## Work to complete
The records below must be duplicated exactly, character for character.

◇ ◇ ◇ ◇

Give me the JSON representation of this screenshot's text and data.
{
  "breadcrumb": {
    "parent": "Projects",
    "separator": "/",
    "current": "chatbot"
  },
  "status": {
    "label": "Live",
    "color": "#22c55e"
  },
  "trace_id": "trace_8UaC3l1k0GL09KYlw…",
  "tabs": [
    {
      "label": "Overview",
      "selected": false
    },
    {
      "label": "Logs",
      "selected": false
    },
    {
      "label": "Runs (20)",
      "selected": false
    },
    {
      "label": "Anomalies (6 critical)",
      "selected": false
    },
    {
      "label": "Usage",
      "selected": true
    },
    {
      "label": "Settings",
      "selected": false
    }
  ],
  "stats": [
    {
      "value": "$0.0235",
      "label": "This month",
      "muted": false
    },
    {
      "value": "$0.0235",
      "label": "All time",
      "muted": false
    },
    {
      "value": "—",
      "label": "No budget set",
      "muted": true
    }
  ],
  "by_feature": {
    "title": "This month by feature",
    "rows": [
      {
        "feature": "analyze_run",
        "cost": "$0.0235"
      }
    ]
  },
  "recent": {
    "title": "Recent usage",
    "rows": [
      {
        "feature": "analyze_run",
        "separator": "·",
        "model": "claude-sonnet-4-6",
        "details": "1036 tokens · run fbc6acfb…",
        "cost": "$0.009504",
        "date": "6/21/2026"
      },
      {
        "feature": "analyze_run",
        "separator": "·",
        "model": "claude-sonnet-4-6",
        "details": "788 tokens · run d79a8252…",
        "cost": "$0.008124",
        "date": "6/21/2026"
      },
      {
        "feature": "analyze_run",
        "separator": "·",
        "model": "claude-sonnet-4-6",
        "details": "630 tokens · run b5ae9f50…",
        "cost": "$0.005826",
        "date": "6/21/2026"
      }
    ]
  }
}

◇ ◇ ◇ ◇

## Answer to this exercise
Give me the JSON representation of this screenshot's text and data.
{
  "breadcrumb": {
    "parent": "Projects",
    "separator": "/",
    "current": "chatbot"
  },
  "status": {
    "label": "Live",
    "color": "#22c55e"
  },
  "trace_id": "trace_8UaC3l1k0GL09KYlw…",
  "tabs": [
    {
      "label": "Overview",
      "selected": false
    },
    {
      "label": "Logs",
      "selected": false
    },
    {
      "label": "Runs (20)",
      "selected": false
    },
    {
      "label": "Anomalies (6 critical)",
      "selected": false
    },
    {
      "label": "Usage",
      "selected": true
    },
    {
      "label": "Settings",
      "selected": false
    }
  ],
  "stats": [
    {
      "value": "$0.0235",
      "label": "This month",
      "muted": false
    },
    {
      "value": "$0.0235",
      "label": "All time",
      "muted": false
    },
    {
      "value": "—",
      "label": "No budget set",
      "muted": true
    }
  ],
  "by_feature": {
    "title": "This month by feature",
    "rows": [
      {
        "feature": "analyze_run",
        "cost": "$0.0235"
      }
    ]
  },
  "recent": {
    "title": "Recent usage",
    "rows": [
      {
        "feature": "analyze_run",
        "separator": "·",
        "model": "claude-sonnet-4-6",
        "details": "1036 tokens · run fbc6acfb…",
        "cost": "$0.009504",
        "date": "6/21/2026"
      },
      {
        "feature": "analyze_run",
        "separator": "·",
        "model": "claude-sonnet-4-6",
        "details": "788 tokens · run d79a8252…",
        "cost": "$0.008124",
        "date": "6/21/2026"
      },
      {
        "feature": "analyze_run",
        "separator": "·",
        "model": "claude-sonnet-4-6",
        "details": "630 tokens · run b5ae9f50…",
        "cost": "$0.005826",
        "date": "6/21/2026"
      }
    ]
  }
}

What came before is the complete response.